# start of Source excerpt
One word of caution: Many people who have completed this program inculcate that you should not be afraid to add extra rest days or repeat workouts as needed. I would agree with that. More importantly, you absolutely should not skip ahead, nor should run on back to back days in the beginning. The quickest way to halt any progress is through injury, so take your time and enjoy the run!

Below are links to posts breaking down each of the programs individually, along with the raw data and code used to create the charts and analyis.

Thanks for reading!

Couch to 5K

Faster 5K

Half Marathon Goal


# clean up (this clears out the previous environment)
ls()

# Load Packages 
library(tidyverse)
library(wordcloud2)
library(mosaic)
library(readxl)
library(hrbrthemes)
library(viridis)

# Likert Data Packages
library(psych)
library(FSA)
library(lattice)
library(boot)
library(likert)

#install.packages("wordcloud")
library(wordcloud)
library(tm)
library(wordcloud)


# Grid Extra for Multiplots
library("gridExtra")

# Multiple plot function (just copy paste code)

multiplot <- function(..., plotlist=NULL, file, cols=1, layout=NULL) {
  library(grid)

  # Make a list from the ... arguments and plotlist
  plots <- c(list(...), plotlist)

  numPlots = length(plots)

  # If layout is NULL, then use 'cols' to determine layout
  if (is.null(layout)) {
    # Make the panel
    # ncol: Number of columns of plots
    # nrow: Number of rows needed, calculated from # of cols
    layout <- matrix(seq(1, cols * ceiling(numPlots/cols)),
                    ncol = cols, nrow = ceiling(numPlots/cols))
# end of Source excerpt
# start of Data section
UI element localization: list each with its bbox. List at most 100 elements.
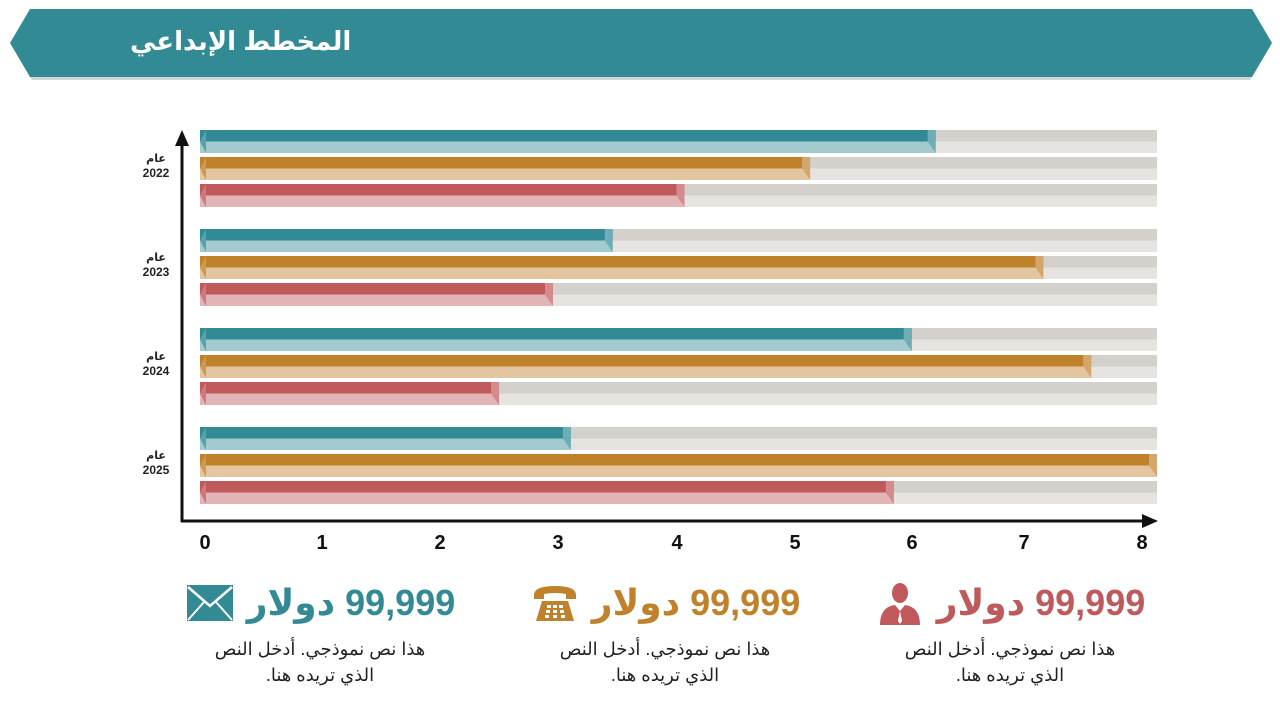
# end of Data section
• _Required task A_
According to the running-program excerpt, what is the quickest way to halt any progress?
• _Required task B_
Write what comes next in the running-program excerpt, continuing from its last line.

• _Output A_
Injury

• _Output B_
  }

 if (numPlots==1) {
    print(plots[[1]])

  } else {
    # Set up the page
    grid.newpage()
    pushViewport(viewport(layout = grid.layout(nrow(layout), ncol(layout))))

    # Make each plot, in the correct location
    for (i in 1:numPlots) {
      # Get the i,j matrix positions of the regions that contain this subplot
      matchidx <- as.data.frame(which(layout == i, arr.ind = TRUE))

      print(plots[[i]], vp = viewport(layout.pos.row = matchidx$row,
                                      layout.pos.col = matchidx$col))
    }
  }
}


# Couch to Half

# Import data from CSV, no factors

Couch2Half <- read.csv("Couch2Half.csv", stringsAsFactors = FALSE)

Couch2Half <- Couch2Half %>%
  na.omit()

Couch2Half

Couch2Half %>% 
  count(Program)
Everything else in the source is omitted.